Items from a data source
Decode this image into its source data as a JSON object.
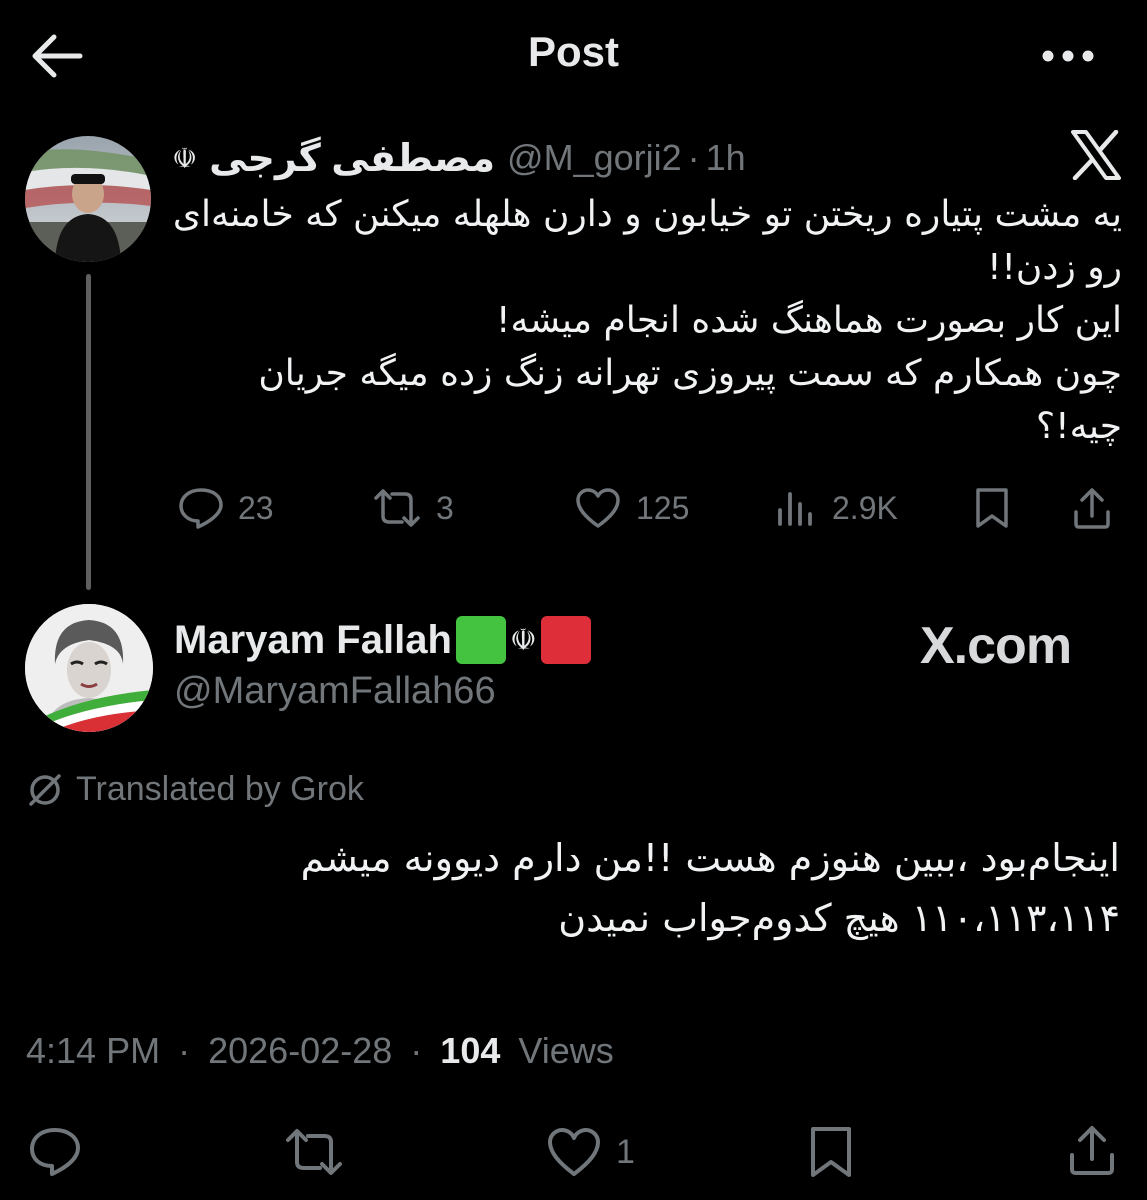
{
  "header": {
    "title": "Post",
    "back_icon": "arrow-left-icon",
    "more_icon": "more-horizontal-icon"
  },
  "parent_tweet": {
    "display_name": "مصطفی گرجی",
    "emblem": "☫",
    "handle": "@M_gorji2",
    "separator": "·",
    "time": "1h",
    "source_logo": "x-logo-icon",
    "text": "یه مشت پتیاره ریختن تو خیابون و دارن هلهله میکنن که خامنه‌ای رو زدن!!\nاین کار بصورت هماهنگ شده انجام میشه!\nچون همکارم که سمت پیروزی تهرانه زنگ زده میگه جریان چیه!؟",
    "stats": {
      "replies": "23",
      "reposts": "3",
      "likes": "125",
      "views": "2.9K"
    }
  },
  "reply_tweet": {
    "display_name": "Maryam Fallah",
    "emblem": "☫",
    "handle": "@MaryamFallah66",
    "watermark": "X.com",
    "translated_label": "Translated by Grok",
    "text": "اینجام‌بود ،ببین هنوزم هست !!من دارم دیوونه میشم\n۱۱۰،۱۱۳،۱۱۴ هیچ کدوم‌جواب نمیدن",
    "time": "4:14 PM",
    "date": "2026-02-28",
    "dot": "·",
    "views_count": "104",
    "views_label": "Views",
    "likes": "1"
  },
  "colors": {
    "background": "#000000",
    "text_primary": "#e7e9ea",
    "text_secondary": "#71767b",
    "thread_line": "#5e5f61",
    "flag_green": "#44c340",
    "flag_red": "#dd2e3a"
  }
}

---

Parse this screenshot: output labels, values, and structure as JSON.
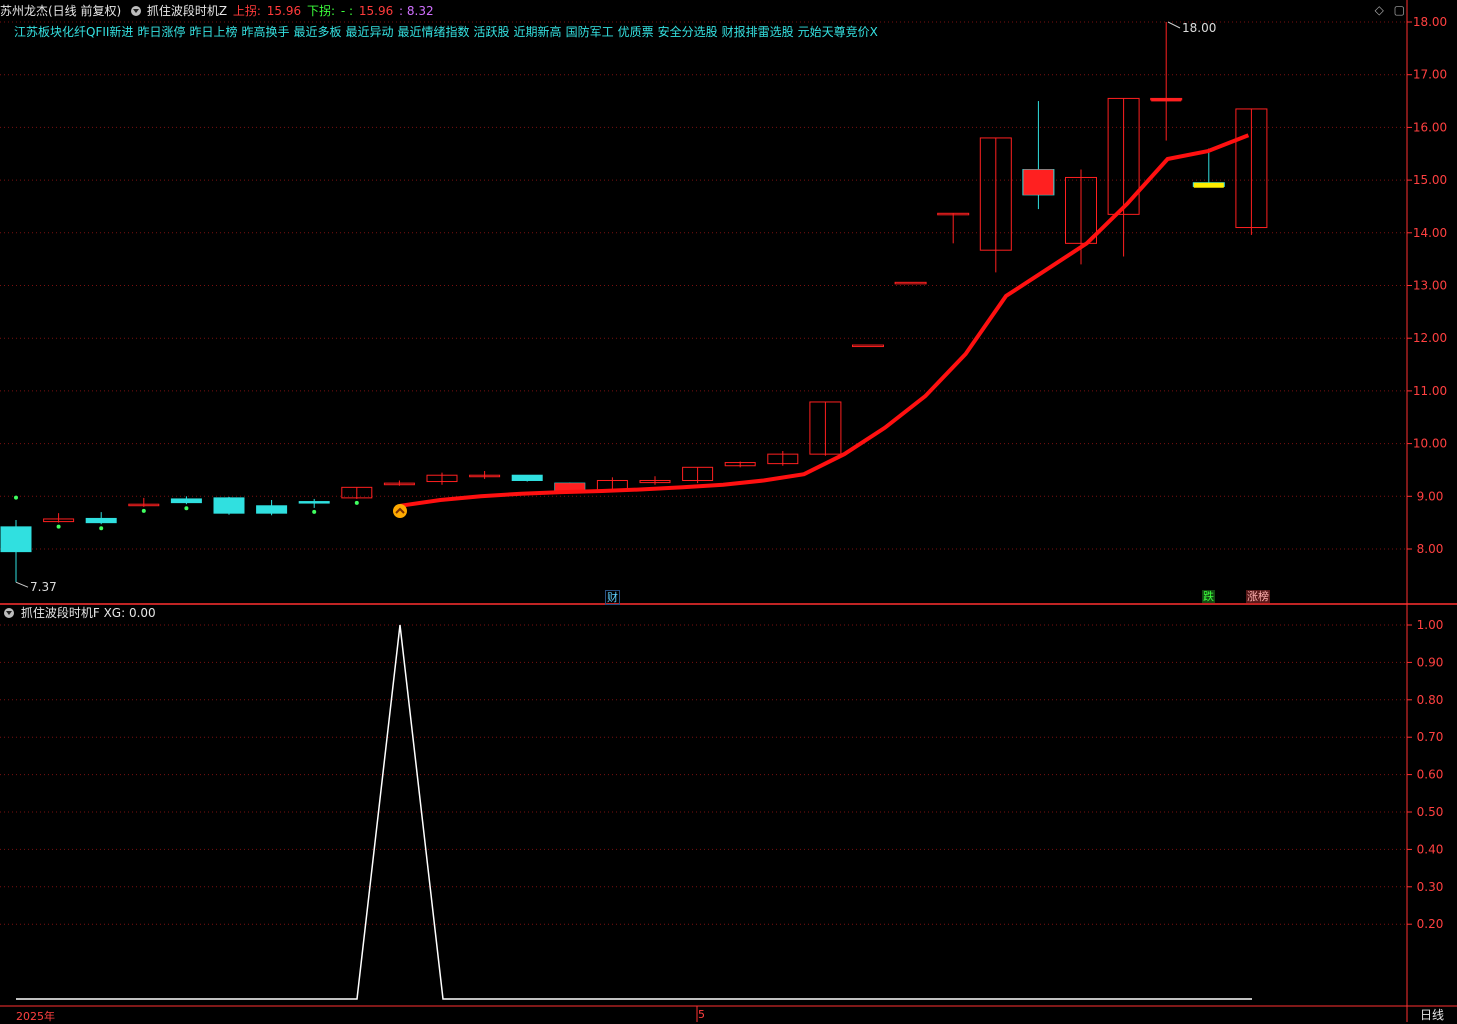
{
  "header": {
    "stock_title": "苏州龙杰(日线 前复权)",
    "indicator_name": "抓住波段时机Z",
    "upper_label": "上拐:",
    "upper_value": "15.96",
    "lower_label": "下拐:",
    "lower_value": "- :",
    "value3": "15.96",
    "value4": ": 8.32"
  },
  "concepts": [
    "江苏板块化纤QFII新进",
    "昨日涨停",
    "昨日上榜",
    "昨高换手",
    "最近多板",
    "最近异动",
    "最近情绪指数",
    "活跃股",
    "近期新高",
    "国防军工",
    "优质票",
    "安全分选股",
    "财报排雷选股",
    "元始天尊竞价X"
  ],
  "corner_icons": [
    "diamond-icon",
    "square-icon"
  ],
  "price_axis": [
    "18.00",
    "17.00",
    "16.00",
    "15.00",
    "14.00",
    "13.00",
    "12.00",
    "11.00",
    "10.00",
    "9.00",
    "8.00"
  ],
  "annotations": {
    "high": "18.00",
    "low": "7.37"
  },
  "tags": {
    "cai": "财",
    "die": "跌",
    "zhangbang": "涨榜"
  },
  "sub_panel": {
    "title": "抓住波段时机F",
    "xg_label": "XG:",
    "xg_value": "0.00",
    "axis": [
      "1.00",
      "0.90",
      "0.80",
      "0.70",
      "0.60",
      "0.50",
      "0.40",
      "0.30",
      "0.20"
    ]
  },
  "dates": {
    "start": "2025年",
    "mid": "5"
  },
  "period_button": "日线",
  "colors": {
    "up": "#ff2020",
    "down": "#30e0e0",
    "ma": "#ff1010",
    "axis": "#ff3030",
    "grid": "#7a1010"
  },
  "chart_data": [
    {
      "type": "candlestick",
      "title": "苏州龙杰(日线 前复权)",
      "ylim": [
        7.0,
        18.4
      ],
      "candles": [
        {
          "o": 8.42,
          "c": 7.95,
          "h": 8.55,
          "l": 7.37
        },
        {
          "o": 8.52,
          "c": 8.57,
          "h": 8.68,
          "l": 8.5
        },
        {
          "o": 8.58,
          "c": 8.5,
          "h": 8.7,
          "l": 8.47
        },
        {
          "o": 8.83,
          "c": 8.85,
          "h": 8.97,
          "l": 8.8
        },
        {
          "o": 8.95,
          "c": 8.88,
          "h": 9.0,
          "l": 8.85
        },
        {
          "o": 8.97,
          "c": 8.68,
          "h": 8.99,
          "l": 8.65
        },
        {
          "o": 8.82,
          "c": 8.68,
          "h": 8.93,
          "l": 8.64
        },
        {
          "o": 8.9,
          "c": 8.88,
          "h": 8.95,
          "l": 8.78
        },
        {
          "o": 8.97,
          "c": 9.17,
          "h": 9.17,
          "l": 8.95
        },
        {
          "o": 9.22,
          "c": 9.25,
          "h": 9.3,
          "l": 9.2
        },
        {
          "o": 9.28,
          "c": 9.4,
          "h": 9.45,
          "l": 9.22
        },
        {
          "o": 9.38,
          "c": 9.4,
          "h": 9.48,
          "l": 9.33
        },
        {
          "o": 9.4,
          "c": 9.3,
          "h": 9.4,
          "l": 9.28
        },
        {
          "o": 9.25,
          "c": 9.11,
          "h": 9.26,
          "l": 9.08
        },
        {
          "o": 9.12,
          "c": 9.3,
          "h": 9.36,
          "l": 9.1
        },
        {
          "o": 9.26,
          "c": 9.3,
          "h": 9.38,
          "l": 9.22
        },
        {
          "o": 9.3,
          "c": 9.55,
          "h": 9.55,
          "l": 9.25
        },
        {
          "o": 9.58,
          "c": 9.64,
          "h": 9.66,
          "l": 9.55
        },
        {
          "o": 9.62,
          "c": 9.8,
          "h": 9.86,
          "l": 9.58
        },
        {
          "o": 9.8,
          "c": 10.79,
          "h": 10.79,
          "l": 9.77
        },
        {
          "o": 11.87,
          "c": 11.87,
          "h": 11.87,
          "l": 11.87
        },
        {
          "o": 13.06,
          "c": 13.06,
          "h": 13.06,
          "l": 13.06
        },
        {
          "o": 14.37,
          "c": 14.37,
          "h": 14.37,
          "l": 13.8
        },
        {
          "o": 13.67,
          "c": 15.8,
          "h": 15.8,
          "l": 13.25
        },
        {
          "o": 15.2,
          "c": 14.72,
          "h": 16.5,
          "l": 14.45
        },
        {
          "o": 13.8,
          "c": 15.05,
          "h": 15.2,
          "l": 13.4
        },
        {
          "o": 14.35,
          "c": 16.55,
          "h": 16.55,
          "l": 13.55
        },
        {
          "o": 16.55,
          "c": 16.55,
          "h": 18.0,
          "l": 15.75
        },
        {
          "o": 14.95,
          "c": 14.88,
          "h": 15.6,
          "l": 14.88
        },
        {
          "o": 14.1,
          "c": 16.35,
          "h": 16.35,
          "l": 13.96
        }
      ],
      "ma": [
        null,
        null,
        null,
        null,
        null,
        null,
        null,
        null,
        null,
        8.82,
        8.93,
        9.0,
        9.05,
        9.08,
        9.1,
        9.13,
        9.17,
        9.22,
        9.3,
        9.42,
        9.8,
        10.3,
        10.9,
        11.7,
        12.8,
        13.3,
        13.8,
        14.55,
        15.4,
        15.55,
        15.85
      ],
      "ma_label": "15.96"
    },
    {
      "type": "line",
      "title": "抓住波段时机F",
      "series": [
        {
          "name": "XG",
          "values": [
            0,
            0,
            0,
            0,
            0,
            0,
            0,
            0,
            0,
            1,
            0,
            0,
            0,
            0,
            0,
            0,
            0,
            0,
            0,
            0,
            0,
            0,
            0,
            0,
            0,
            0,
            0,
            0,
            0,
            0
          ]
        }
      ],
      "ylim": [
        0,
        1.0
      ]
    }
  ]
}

_Requirements:_ In the records above, find each line holding "苏州龙杰" and copy it.

_Exercise solution:_
    "stock_title": "苏州龙杰(日线 前复权)",
      "title": "苏州龙杰(日线 前复权)",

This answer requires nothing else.